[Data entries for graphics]
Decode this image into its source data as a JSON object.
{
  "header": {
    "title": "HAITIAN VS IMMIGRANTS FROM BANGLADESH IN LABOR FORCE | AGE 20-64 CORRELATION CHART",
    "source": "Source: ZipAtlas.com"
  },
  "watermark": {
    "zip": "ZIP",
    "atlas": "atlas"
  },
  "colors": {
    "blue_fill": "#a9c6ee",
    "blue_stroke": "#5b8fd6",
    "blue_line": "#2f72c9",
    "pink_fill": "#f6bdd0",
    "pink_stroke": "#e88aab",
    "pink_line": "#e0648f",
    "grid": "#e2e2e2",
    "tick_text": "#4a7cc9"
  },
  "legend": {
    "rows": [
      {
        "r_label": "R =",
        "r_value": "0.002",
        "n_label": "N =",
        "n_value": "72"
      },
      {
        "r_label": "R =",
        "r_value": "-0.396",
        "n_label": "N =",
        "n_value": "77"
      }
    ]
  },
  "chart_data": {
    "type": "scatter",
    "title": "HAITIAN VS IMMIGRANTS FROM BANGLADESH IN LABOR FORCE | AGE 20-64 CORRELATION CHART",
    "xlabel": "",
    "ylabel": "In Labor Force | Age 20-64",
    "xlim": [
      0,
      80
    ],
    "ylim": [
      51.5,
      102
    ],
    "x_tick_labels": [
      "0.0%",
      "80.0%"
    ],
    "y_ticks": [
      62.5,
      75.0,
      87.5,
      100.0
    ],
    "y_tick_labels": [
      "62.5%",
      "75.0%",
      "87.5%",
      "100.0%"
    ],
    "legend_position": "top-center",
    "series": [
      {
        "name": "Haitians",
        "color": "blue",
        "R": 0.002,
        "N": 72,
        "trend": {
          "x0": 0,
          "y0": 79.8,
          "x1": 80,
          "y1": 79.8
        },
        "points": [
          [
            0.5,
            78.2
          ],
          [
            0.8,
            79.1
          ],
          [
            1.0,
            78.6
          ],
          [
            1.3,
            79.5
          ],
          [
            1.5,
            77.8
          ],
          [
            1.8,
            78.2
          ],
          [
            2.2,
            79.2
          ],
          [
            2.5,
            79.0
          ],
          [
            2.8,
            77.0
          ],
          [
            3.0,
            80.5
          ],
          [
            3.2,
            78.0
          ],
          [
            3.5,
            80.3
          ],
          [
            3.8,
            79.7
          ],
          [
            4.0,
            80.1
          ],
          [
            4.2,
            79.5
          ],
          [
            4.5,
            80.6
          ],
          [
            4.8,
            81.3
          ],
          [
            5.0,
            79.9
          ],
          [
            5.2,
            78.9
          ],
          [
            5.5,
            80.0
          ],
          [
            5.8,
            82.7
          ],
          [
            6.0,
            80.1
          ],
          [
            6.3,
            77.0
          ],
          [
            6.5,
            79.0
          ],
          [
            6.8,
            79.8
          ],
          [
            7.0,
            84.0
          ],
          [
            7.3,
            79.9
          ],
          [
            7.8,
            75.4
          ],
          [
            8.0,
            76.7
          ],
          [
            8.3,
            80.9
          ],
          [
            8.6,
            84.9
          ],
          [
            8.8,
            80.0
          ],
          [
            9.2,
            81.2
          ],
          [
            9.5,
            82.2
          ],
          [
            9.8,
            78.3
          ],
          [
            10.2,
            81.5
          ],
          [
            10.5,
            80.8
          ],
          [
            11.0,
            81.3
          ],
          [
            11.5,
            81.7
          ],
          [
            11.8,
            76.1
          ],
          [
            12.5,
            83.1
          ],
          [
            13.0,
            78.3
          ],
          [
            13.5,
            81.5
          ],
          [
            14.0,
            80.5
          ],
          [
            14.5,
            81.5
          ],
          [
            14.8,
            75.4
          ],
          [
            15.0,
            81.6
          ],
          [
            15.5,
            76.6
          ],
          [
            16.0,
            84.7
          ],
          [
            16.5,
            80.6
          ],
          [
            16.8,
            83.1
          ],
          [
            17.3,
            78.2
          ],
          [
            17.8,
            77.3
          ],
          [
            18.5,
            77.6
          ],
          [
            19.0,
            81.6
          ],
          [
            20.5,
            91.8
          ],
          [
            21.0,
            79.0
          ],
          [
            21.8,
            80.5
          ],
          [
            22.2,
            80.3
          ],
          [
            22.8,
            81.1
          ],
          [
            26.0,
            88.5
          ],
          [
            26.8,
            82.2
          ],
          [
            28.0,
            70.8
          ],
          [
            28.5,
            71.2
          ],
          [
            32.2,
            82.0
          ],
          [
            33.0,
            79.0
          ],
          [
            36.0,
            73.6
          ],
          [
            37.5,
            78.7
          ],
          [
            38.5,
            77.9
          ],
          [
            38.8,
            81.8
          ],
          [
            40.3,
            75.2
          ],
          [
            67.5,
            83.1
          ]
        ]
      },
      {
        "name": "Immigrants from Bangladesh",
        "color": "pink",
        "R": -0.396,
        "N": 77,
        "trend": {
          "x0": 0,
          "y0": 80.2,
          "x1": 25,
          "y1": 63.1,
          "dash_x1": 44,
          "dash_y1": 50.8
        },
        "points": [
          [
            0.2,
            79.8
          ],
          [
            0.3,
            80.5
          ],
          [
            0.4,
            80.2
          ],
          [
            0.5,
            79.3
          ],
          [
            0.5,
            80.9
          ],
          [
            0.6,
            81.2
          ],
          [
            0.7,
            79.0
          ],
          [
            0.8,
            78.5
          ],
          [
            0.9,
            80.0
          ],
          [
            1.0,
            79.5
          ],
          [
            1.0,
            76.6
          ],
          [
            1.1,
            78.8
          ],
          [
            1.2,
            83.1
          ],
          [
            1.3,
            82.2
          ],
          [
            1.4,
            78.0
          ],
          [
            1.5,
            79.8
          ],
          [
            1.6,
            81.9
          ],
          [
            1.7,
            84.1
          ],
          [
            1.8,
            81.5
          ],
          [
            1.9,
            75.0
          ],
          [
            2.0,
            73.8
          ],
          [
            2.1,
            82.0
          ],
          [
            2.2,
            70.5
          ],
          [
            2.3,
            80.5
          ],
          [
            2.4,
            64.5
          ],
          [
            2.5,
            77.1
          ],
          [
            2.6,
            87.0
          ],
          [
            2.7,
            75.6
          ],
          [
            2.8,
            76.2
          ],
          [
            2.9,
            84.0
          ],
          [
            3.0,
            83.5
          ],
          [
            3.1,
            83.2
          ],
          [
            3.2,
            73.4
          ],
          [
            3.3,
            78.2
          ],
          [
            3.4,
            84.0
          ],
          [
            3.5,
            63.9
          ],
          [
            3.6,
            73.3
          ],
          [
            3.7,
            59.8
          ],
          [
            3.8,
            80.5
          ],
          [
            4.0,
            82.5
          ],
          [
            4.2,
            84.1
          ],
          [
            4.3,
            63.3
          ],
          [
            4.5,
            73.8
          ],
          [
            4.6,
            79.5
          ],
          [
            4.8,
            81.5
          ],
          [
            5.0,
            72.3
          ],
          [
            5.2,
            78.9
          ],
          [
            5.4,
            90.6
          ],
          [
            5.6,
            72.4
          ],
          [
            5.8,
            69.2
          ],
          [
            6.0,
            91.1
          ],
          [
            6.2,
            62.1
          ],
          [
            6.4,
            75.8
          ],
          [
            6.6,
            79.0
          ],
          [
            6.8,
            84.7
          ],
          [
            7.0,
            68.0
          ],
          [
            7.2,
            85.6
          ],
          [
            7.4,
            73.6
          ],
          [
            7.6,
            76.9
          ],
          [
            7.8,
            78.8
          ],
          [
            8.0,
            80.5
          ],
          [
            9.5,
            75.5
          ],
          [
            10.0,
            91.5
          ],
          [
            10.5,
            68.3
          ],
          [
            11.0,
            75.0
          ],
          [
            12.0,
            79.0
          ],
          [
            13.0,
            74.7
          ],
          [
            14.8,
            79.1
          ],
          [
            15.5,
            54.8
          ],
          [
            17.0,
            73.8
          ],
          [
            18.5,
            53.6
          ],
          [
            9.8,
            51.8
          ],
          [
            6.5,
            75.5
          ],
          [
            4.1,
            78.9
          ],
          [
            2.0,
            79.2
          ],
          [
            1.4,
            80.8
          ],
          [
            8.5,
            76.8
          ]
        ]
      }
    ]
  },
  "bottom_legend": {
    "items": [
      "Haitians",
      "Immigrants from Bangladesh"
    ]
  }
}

[TASK DETAILS]:
Reproduce every line from the entries that holds the word "name".

[TASK RESULT]:
        "name": "Haitians",
        "name": "Immigrants from Bangladesh",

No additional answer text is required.